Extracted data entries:
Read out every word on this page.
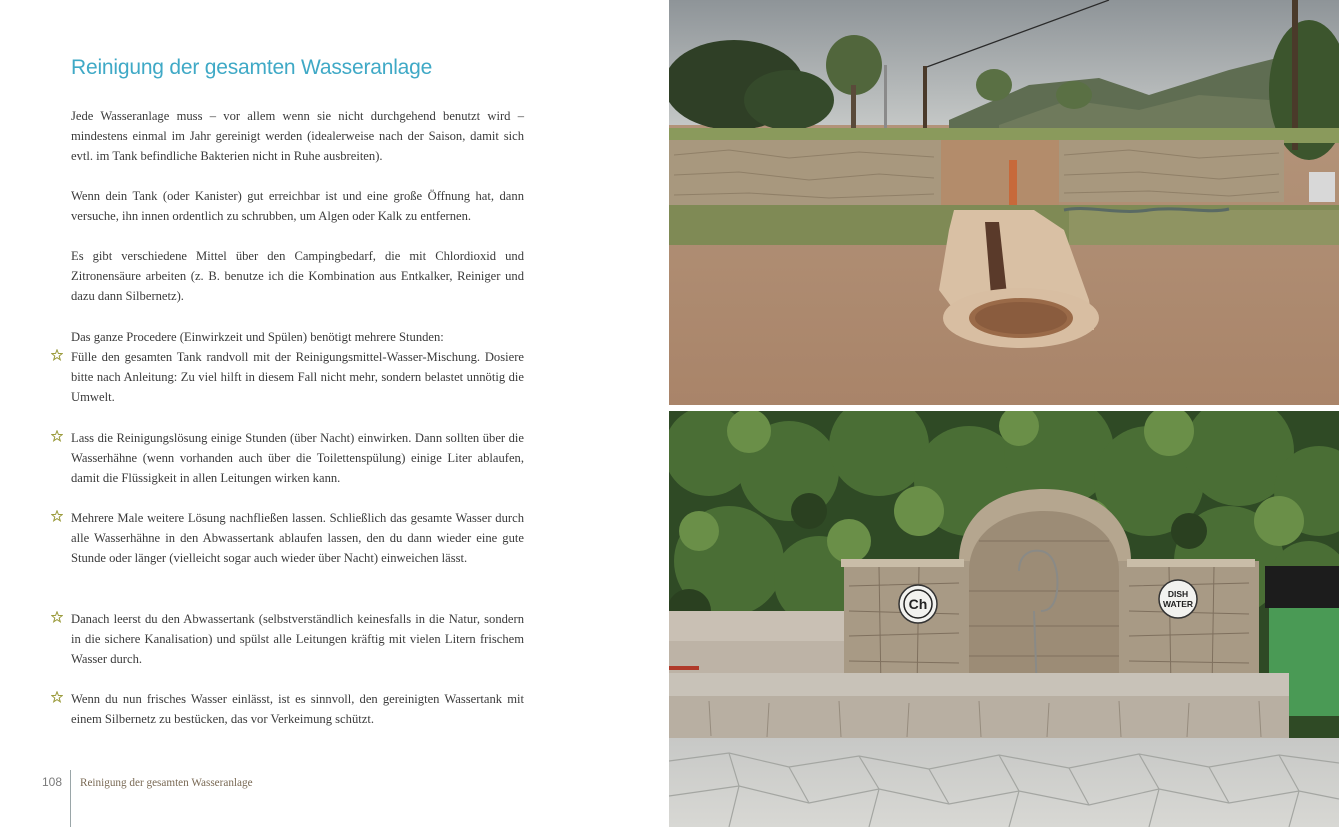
Reinigung der gesamten Wasseranlage

Jede Wasseranlage muss – vor allem wenn sie nicht durchgehend benutzt wird – mindestens einmal im Jahr gereinigt werden (idealerweise nach der Saison, damit sich evtl. im Tank befindliche Bakterien nicht in Ruhe ausbreiten).

Wenn dein Tank (oder Kanister) gut erreichbar ist und eine große Öffnung hat, dann versuche, ihn innen ordentlich zu schrubben, um Algen oder Kalk zu entfernen.

Es gibt verschiedene Mittel über den Campingbedarf, die mit Chlordioxid und Zitronensäure arbeiten (z. B. benutze ich die Kombination aus Entkalker, Reiniger und dazu dann Silbernetz).

Das ganze Procedere (Einwirkzeit und Spülen) benötigt mehrere Stunden:

Fülle den gesamten Tank randvoll mit der Reinigungsmittel-Wasser-Mischung. Dosiere bitte nach Anleitung: Zu viel hilft in diesem Fall nicht mehr, sondern belastet unnötig die Umwelt.

Lass die Reinigungslösung einige Stunden (über Nacht) einwirken. Dann sollten über die Wasserhähne (wenn vorhanden auch über die Toilettenspülung) einige Liter ablaufen, damit die Flüssigkeit in allen Leitungen wirken kann.

Mehrere Male weitere Lösung nachfließen lassen. Schließlich das gesamte Wasser durch alle Wasserhähne in den Abwassertank ablaufen lassen, den du dann wieder eine gute Stunde oder länger (vielleicht sogar auch wieder über Nacht) einweichen lässt.

Danach leerst du den Abwassertank (selbstverständlich keinesfalls in die Natur, sondern in die sichere Kanalisation) und spülst alle Leitungen kräftig mit vielen Litern frischem Wasser durch.

Wenn du nun frisches Wasser einlässt, ist es sinnvoll, den gereinigten Wassertank mit einem Silbernetz zu bestücken, das vor Verkeimung schützt.

108 Reinigung der gesamten Wasseranlage
Ch
DISH
WATER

• Set exercise
Print each entry shown above with exact wording and no pictures.

• Output of the task
Read out every word on this page.
Reinigung der gesamten Wasseranlage

Jede Wasseranlage muss – vor allem wenn sie nicht durchgehend benutzt wird – mindestens einmal im Jahr gereinigt werden (idealerweise nach der Saison, damit sich evtl. im Tank befindliche Bakterien nicht in Ruhe ausbreiten).

Wenn dein Tank (oder Kanister) gut erreichbar ist und eine große Öffnung hat, dann versuche, ihn innen ordentlich zu schrubben, um Algen oder Kalk zu entfernen.

Es gibt verschiedene Mittel über den Campingbedarf, die mit Chlordioxid und Zitronensäure arbeiten (z. B. benutze ich die Kombination aus Entkalker, Reiniger und dazu dann Silbernetz).

Das ganze Procedere (Einwirkzeit und Spülen) benötigt mehrere Stunden:

Fülle den gesamten Tank randvoll mit der Reinigungsmittel-Wasser-Mischung. Dosiere bitte nach Anleitung: Zu viel hilft in diesem Fall nicht mehr, sondern belastet unnötig die Umwelt.

Lass die Reinigungslösung einige Stunden (über Nacht) einwirken. Dann sollten über die Wasserhähne (wenn vorhanden auch über die Toilettenspülung) einige Liter ablaufen, damit die Flüssigkeit in allen Leitungen wirken kann.

Mehrere Male weitere Lösung nachfließen lassen. Schließlich das gesamte Wasser durch alle Wasserhähne in den Abwassertank ablaufen lassen, den du dann wieder eine gute Stunde oder länger (vielleicht sogar auch wieder über Nacht) einweichen lässt.

Danach leerst du den Abwassertank (selbstverständlich keinesfalls in die Natur, sondern in die sichere Kanalisation) und spülst alle Leitungen kräftig mit vielen Litern frischem Wasser durch.

Wenn du nun frisches Wasser einlässt, ist es sinnvoll, den gereinigten Wassertank mit einem Silbernetz zu bestücken, das vor Verkeimung schützt.

108 Reinigung der gesamten Wasseranlage
Ch
DISH
WATER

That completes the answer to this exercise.